Where does the string "document" appear? Copy every line of the entries below that holds it.

>> BEGIN

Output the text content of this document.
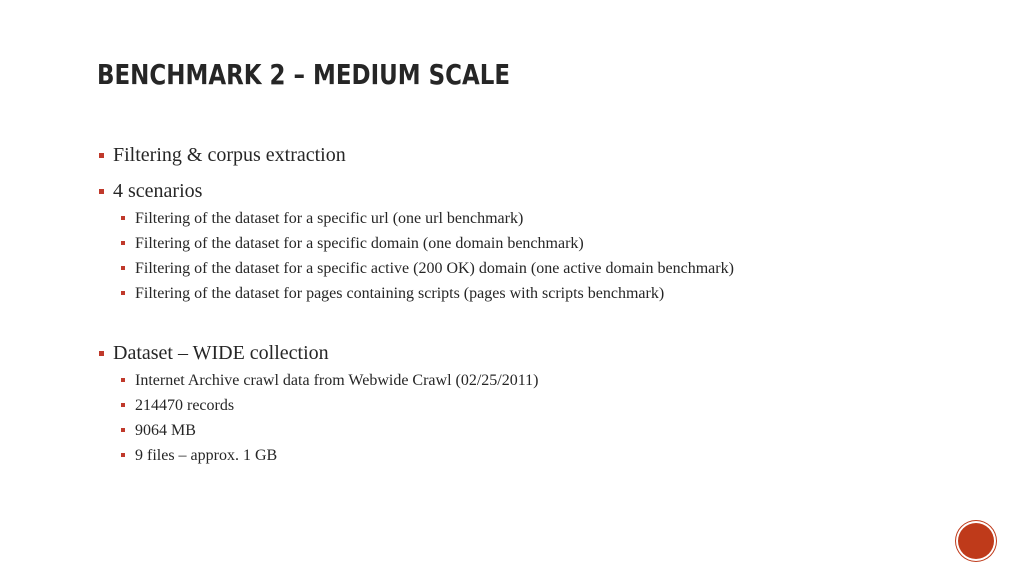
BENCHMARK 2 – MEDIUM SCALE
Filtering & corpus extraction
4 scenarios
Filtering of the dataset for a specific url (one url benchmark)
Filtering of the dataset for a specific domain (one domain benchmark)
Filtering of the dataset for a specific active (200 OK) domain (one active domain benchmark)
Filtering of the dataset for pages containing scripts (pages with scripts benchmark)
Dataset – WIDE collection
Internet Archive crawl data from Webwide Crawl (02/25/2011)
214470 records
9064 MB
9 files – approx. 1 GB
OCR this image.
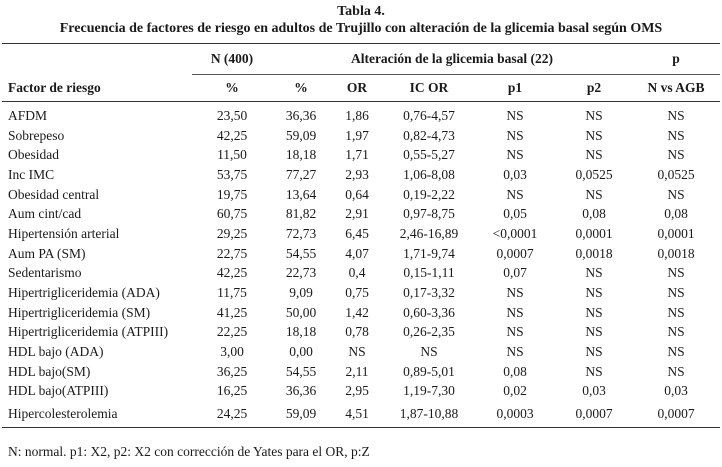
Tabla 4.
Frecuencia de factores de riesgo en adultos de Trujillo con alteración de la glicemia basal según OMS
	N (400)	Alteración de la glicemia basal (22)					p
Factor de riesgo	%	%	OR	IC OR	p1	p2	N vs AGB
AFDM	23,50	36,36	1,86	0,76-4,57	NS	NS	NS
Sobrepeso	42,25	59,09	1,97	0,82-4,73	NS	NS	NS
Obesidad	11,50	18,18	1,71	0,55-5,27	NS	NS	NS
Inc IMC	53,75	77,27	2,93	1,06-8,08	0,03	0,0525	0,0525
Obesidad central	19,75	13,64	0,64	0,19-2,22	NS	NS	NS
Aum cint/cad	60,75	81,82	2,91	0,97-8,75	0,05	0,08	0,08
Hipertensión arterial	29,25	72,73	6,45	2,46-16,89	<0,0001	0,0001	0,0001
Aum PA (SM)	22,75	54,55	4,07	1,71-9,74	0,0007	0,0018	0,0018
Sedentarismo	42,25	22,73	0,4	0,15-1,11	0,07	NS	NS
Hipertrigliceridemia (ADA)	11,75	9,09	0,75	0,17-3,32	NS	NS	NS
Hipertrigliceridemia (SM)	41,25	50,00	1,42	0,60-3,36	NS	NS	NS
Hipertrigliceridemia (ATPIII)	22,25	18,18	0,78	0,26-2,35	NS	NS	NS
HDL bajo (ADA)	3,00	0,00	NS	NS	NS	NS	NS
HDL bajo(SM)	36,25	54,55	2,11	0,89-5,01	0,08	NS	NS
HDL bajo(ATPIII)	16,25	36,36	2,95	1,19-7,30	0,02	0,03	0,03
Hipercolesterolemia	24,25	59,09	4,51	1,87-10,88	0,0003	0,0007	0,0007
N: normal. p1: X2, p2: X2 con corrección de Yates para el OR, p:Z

>> END
>> BEGIN

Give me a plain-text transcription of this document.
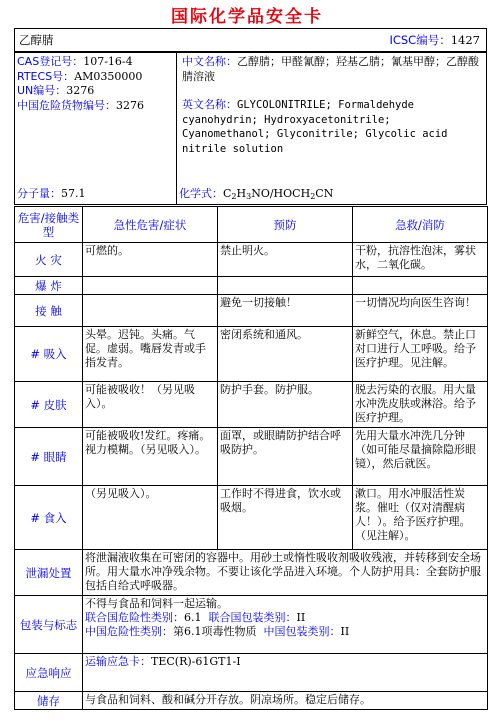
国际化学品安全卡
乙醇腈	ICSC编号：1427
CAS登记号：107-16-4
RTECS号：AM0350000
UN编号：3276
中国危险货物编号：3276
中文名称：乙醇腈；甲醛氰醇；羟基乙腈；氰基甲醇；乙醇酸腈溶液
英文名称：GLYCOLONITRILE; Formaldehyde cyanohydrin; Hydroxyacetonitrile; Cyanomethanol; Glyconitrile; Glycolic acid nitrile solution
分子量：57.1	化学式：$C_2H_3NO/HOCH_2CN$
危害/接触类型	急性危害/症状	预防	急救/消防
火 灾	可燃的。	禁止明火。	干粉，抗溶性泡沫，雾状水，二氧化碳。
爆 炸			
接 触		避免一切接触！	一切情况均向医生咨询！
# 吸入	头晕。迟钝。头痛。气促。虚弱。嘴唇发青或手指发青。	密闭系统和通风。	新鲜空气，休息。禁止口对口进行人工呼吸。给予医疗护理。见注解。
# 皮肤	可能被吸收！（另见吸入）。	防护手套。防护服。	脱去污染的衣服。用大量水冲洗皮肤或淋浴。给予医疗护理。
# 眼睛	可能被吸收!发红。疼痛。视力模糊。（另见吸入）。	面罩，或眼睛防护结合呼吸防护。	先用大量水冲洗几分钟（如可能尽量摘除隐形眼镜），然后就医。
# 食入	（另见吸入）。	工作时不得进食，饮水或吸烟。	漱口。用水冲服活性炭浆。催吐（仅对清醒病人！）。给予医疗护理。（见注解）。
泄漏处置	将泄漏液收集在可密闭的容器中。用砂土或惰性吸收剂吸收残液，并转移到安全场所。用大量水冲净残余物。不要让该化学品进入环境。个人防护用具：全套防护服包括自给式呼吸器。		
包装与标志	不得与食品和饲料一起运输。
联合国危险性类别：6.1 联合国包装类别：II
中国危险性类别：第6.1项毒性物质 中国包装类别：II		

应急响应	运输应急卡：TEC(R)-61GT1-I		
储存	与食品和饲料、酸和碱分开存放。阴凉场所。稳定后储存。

>> END

- [REPLY]:
Output the text content of this document.
Give me a plain-text transcription of this document.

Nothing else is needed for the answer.